TASK ITEM
From the entries that follow, extract each line holding the string "TOPS".

··· GIVEN ENTRIES

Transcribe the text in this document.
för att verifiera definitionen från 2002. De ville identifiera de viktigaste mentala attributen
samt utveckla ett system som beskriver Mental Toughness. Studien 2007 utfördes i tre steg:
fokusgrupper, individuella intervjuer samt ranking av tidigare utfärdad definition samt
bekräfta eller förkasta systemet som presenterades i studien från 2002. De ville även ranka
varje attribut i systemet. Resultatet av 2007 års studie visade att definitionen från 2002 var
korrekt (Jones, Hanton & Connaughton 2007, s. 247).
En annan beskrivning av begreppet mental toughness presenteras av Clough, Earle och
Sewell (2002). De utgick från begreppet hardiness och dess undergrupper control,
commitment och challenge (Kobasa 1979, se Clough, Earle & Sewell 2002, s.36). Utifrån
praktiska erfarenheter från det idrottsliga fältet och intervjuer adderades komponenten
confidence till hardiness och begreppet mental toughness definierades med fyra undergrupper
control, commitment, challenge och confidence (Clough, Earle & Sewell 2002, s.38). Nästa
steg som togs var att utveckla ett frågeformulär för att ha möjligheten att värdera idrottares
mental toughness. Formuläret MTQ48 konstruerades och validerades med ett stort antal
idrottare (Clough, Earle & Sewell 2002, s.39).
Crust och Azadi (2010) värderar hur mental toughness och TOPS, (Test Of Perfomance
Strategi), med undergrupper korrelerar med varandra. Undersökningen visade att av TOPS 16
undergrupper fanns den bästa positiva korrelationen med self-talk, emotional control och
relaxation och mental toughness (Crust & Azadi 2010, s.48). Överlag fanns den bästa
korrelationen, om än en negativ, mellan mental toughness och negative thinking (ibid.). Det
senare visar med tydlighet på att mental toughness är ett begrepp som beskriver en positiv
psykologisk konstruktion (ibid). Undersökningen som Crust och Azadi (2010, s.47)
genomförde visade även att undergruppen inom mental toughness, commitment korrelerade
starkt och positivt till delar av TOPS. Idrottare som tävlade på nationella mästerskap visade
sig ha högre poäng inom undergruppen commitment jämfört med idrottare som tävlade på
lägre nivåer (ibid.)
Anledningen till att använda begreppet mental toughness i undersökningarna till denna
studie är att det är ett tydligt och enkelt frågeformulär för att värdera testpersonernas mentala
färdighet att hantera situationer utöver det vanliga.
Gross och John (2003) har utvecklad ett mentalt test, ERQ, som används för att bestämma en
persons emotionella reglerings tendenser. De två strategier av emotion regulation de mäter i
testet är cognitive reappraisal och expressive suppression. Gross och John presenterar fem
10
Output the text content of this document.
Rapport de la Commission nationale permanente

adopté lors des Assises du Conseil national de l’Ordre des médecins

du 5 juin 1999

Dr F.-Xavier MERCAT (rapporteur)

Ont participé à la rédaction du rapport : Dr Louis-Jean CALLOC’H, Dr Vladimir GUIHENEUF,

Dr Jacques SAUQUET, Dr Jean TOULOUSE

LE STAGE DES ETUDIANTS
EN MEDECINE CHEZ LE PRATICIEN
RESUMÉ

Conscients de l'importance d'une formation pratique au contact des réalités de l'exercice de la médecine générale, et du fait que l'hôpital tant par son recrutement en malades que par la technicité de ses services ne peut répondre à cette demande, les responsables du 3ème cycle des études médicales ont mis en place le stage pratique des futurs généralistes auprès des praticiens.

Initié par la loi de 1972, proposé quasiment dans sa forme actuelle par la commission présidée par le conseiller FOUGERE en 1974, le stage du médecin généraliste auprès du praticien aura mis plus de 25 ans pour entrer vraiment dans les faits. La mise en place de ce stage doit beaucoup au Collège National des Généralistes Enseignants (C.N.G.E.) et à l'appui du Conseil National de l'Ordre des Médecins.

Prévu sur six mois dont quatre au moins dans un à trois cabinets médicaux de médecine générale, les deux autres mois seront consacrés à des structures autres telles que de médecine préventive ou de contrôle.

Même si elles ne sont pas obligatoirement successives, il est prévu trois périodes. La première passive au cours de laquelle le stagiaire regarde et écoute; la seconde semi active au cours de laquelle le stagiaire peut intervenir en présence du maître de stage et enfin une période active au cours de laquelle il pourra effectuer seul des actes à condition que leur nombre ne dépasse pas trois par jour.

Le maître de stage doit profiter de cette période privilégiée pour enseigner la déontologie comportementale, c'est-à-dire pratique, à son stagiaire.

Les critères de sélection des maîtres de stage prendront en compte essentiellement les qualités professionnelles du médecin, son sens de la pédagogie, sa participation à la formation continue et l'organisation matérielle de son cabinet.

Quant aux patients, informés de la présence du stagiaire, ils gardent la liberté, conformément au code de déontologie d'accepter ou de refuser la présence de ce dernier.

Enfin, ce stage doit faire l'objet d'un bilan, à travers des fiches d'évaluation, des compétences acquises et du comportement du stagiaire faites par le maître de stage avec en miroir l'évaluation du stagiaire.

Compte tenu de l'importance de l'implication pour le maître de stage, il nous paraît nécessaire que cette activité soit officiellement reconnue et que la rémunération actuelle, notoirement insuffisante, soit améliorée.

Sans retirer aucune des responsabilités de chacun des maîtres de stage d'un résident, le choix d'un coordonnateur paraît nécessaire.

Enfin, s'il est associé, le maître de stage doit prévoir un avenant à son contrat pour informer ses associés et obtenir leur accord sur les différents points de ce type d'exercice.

······
··· GIVEN ENTRIES

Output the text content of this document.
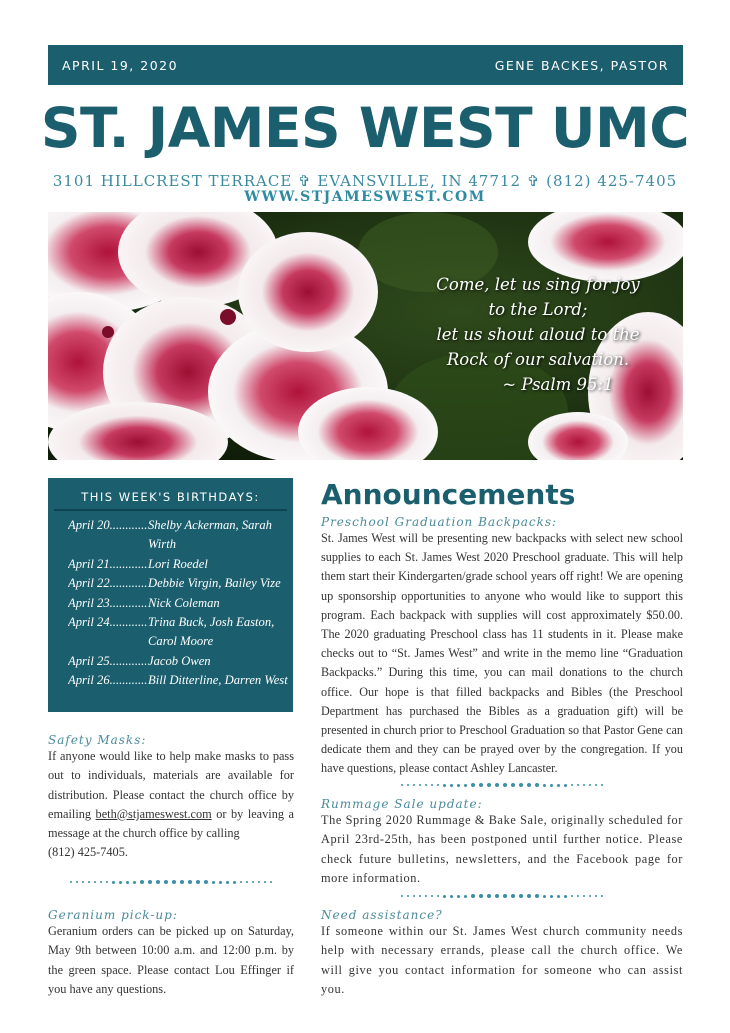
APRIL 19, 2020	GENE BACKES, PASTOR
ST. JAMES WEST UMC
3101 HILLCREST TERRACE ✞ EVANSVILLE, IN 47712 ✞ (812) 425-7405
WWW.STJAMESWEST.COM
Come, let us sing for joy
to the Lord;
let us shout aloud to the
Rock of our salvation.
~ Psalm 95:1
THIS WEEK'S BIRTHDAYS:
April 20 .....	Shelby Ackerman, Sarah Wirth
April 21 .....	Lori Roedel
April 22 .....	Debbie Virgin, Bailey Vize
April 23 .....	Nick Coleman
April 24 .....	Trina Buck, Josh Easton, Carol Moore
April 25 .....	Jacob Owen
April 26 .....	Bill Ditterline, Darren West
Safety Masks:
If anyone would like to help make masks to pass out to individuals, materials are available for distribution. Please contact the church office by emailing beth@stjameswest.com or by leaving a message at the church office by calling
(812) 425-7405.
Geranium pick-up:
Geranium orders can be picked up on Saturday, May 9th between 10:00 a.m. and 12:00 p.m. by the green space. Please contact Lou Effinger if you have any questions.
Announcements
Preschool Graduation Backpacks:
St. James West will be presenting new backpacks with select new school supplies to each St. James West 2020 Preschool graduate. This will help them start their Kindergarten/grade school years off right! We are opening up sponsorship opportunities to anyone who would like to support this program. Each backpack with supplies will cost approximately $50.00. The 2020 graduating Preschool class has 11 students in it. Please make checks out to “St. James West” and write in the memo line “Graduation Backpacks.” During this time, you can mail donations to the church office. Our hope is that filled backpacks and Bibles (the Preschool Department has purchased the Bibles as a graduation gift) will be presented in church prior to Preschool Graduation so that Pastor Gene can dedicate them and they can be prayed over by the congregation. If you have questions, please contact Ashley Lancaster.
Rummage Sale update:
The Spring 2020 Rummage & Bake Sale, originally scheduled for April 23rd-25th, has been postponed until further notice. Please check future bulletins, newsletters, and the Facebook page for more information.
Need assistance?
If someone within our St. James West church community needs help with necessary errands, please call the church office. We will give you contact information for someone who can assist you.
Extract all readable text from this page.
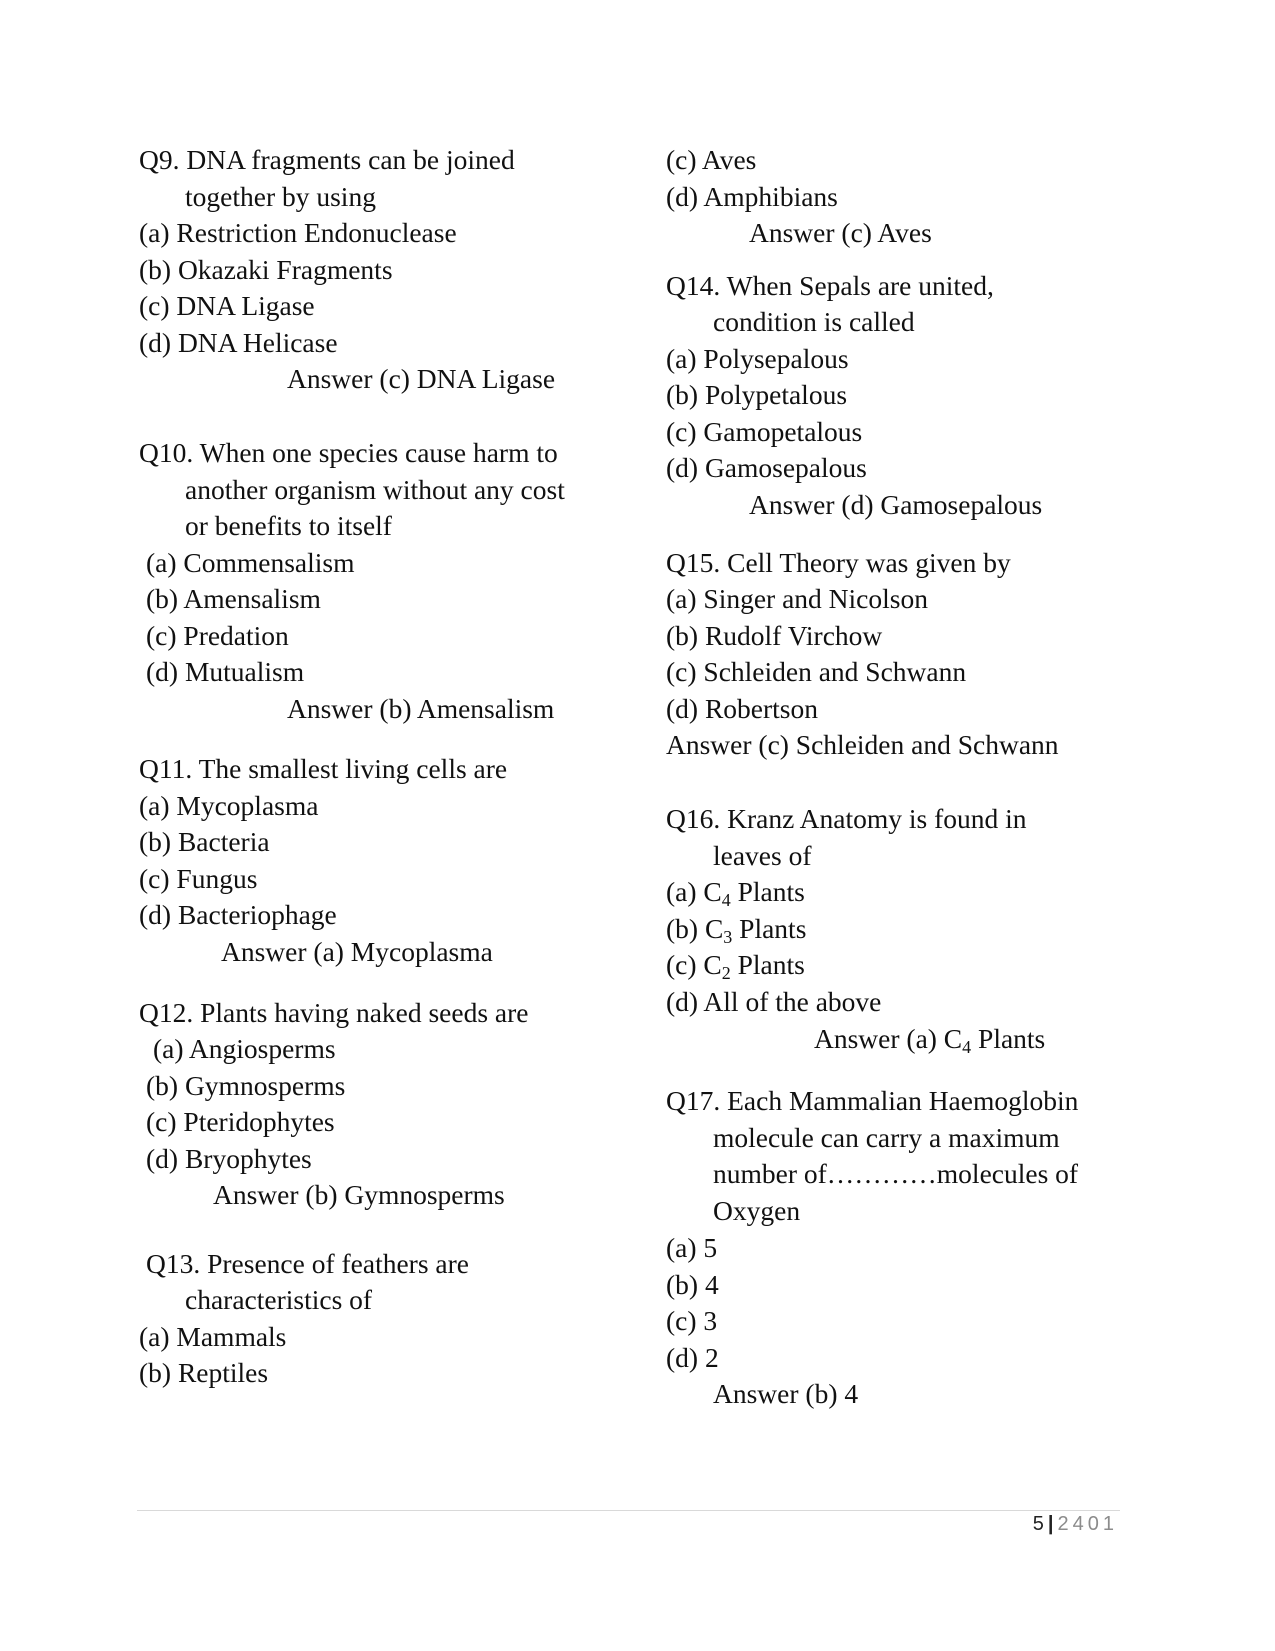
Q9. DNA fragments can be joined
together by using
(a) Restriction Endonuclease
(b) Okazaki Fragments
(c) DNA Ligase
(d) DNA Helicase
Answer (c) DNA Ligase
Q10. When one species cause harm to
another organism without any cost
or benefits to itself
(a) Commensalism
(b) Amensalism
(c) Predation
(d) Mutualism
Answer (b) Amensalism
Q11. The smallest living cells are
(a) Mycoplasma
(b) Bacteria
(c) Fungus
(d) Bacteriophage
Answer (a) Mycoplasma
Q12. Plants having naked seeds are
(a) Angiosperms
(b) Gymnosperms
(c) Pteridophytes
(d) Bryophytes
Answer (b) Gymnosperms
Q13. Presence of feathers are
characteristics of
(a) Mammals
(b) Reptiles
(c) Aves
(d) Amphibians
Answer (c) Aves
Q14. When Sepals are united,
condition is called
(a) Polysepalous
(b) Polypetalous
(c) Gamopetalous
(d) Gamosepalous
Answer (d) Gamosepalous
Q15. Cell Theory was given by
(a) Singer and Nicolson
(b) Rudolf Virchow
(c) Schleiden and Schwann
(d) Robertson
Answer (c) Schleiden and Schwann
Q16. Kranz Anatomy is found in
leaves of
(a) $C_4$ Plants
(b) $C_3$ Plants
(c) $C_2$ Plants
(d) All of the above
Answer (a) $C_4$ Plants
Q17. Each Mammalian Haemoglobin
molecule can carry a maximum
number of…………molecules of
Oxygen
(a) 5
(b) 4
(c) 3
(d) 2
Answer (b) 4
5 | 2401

······

SOLUTION TO THIS TASK
Crust och Azadi (2010) värderar hur mental toughness och TOPS, (Test Of Perfomance
Strategi), med undergrupper korrelerar med varandra. Undersökningen visade att av TOPS 16
starkt och positivt till delar av TOPS. Idrottare som tävlade på nationella mästerskap visade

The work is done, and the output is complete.